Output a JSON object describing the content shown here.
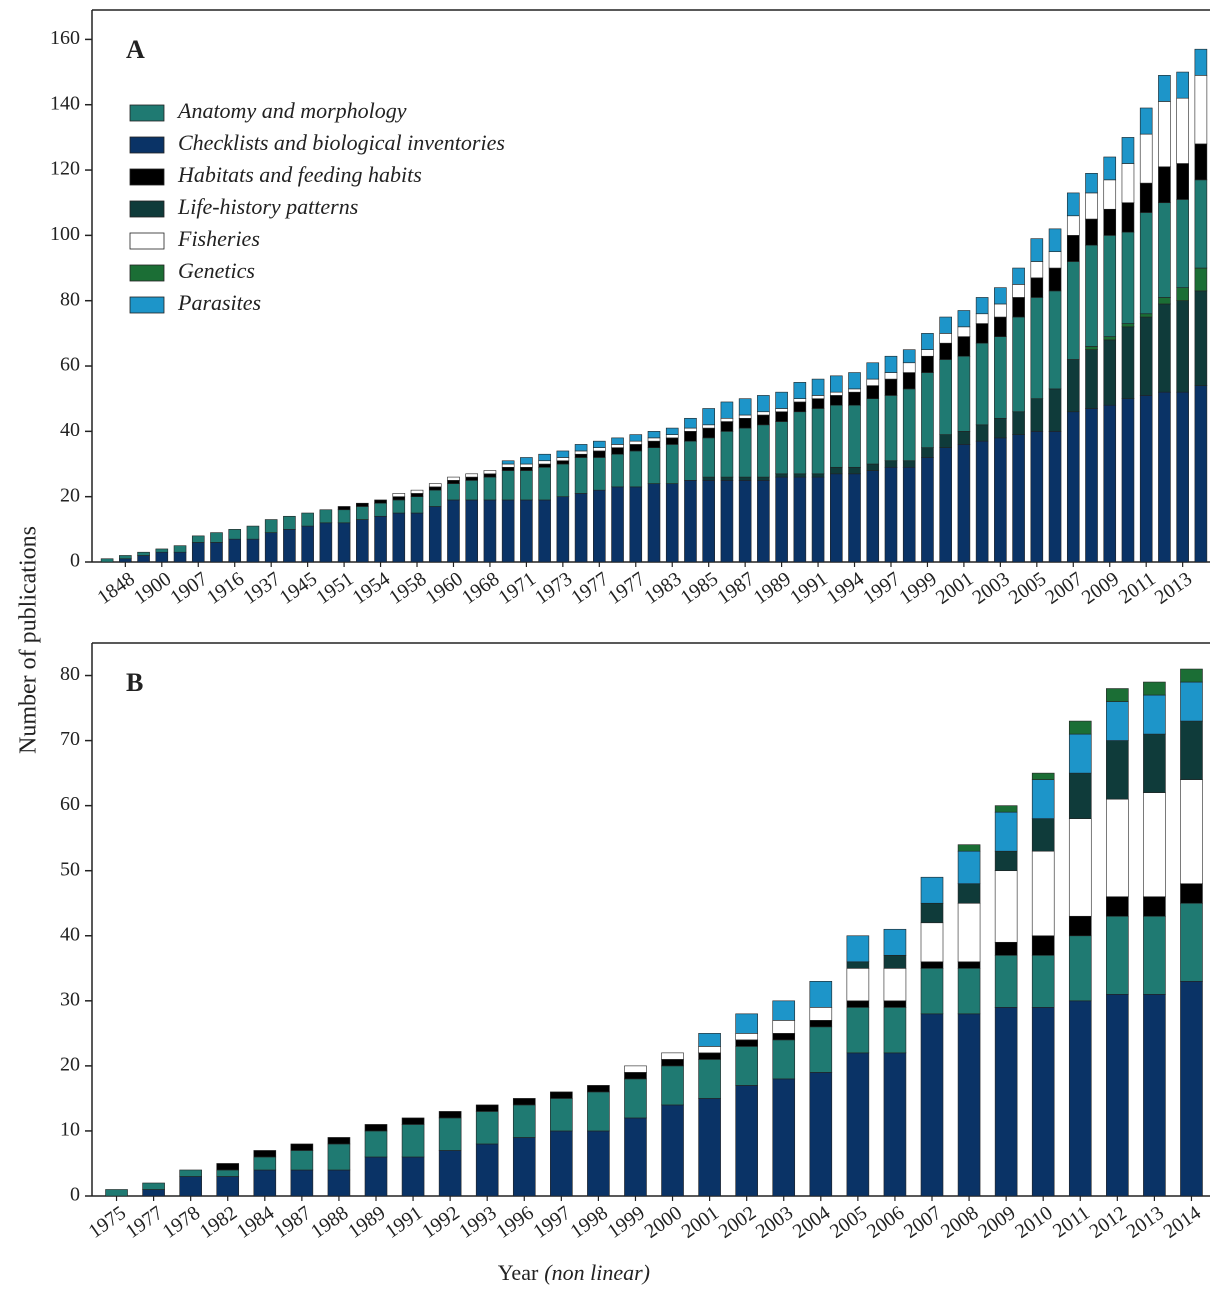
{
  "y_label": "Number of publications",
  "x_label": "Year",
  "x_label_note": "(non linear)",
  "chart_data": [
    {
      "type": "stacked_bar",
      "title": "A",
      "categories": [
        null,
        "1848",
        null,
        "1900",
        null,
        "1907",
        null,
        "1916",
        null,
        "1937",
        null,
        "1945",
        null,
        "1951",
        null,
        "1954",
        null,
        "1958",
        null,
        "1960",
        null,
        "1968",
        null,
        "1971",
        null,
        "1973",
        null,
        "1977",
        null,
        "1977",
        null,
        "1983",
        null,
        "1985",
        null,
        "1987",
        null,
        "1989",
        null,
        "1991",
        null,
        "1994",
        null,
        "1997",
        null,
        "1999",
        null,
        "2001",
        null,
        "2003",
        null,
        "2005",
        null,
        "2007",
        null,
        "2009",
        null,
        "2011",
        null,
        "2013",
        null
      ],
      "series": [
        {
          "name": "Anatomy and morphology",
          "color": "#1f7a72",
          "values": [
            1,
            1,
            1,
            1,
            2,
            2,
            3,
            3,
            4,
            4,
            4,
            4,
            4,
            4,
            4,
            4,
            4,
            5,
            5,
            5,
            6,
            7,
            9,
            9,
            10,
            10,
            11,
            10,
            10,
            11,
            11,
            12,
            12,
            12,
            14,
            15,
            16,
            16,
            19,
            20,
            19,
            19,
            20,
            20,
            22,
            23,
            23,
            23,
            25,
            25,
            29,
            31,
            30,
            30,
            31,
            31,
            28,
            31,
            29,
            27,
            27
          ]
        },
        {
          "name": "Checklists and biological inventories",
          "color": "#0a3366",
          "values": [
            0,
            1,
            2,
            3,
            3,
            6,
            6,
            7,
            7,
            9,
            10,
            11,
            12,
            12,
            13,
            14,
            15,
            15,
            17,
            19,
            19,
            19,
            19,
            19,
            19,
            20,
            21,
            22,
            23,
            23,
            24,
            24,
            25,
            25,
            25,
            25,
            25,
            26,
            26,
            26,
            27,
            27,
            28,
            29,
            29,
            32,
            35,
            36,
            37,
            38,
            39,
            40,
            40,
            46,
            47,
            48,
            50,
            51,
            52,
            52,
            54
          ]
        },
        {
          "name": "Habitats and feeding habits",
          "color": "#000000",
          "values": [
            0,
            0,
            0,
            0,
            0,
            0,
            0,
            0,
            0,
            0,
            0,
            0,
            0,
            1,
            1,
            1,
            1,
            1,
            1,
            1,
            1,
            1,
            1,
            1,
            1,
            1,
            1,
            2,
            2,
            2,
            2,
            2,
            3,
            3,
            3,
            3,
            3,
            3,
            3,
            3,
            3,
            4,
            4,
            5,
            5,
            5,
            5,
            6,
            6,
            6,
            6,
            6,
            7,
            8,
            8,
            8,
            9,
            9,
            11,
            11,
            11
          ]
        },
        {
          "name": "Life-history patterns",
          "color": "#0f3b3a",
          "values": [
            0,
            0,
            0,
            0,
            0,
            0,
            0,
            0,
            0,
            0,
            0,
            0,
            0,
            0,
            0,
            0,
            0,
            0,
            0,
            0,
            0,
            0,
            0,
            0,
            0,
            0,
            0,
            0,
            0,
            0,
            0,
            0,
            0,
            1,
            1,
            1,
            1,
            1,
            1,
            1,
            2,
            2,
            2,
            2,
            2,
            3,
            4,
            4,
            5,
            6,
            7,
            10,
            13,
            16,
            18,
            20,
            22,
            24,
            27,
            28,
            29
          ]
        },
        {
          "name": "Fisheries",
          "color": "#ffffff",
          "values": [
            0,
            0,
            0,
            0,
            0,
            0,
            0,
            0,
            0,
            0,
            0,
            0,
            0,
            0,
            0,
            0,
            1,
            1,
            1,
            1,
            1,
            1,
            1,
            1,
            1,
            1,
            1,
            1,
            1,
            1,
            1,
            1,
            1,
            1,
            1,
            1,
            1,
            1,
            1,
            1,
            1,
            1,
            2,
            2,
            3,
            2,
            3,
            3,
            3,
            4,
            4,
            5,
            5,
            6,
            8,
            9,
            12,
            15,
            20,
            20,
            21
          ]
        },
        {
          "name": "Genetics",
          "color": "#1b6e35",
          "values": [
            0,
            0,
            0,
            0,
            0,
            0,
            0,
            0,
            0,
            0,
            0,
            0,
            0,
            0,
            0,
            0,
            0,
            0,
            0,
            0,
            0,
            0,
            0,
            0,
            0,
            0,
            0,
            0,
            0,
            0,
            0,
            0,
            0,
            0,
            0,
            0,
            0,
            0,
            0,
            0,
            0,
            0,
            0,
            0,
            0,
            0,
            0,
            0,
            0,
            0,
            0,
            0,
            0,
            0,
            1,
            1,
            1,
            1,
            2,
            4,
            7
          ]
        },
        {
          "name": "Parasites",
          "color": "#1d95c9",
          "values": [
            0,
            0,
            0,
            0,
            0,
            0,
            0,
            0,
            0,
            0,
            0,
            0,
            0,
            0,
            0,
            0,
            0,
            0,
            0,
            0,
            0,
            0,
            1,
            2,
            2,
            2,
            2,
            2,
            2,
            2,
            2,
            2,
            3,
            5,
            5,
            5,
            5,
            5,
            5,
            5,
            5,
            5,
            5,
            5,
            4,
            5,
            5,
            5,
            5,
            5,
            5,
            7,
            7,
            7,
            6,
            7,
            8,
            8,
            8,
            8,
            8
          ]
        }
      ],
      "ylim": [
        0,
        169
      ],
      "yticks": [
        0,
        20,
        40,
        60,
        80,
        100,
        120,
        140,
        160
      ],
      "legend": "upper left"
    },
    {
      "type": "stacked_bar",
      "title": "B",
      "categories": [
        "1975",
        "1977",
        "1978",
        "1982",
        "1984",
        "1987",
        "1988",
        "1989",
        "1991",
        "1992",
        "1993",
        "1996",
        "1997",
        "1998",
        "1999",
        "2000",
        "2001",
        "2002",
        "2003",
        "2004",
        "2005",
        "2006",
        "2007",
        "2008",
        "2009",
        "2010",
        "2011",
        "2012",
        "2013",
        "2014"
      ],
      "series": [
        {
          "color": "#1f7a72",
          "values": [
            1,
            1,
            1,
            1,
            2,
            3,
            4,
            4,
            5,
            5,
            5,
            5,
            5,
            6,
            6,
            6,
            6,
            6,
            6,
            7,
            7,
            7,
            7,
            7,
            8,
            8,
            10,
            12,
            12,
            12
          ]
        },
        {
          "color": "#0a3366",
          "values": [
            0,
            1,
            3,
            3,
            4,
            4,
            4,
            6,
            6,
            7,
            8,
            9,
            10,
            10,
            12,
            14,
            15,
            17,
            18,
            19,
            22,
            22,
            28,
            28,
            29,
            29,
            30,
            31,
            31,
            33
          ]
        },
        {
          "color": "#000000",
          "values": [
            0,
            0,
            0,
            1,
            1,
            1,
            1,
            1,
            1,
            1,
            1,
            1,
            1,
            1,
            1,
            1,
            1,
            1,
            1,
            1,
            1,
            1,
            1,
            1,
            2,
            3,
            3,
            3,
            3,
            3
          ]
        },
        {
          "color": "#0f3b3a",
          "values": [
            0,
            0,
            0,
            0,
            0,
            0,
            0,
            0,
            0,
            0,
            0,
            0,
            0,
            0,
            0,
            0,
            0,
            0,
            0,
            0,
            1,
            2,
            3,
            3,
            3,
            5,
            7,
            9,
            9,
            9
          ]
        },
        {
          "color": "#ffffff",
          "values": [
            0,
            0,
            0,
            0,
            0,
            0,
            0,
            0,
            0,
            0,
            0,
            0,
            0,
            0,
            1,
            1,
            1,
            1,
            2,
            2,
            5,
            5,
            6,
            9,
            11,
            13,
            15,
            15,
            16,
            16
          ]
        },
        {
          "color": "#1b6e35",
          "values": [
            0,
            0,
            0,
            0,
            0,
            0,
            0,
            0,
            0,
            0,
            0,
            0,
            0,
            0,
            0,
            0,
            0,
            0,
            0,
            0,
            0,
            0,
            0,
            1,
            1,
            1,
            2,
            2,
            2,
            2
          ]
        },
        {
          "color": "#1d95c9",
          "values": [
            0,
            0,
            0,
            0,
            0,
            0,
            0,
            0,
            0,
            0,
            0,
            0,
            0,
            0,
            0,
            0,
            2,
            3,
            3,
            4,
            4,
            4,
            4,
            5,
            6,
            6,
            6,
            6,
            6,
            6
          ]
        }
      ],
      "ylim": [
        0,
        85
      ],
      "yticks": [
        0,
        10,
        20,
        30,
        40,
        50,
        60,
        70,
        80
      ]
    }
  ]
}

○ ○ ○ ○ ○ ○ ○

## Task details
Using the material above, copy every line in which the string "name" occurs.

## Solved exercise
          "name": "Anatomy and morphology",
          "name": "Checklists and biological inventories",
          "name": "Habitats and feeding habits",
          "name": "Life-history patterns",
          "name": "Fisheries",
          "name": "Genetics",
          "name": "Parasites",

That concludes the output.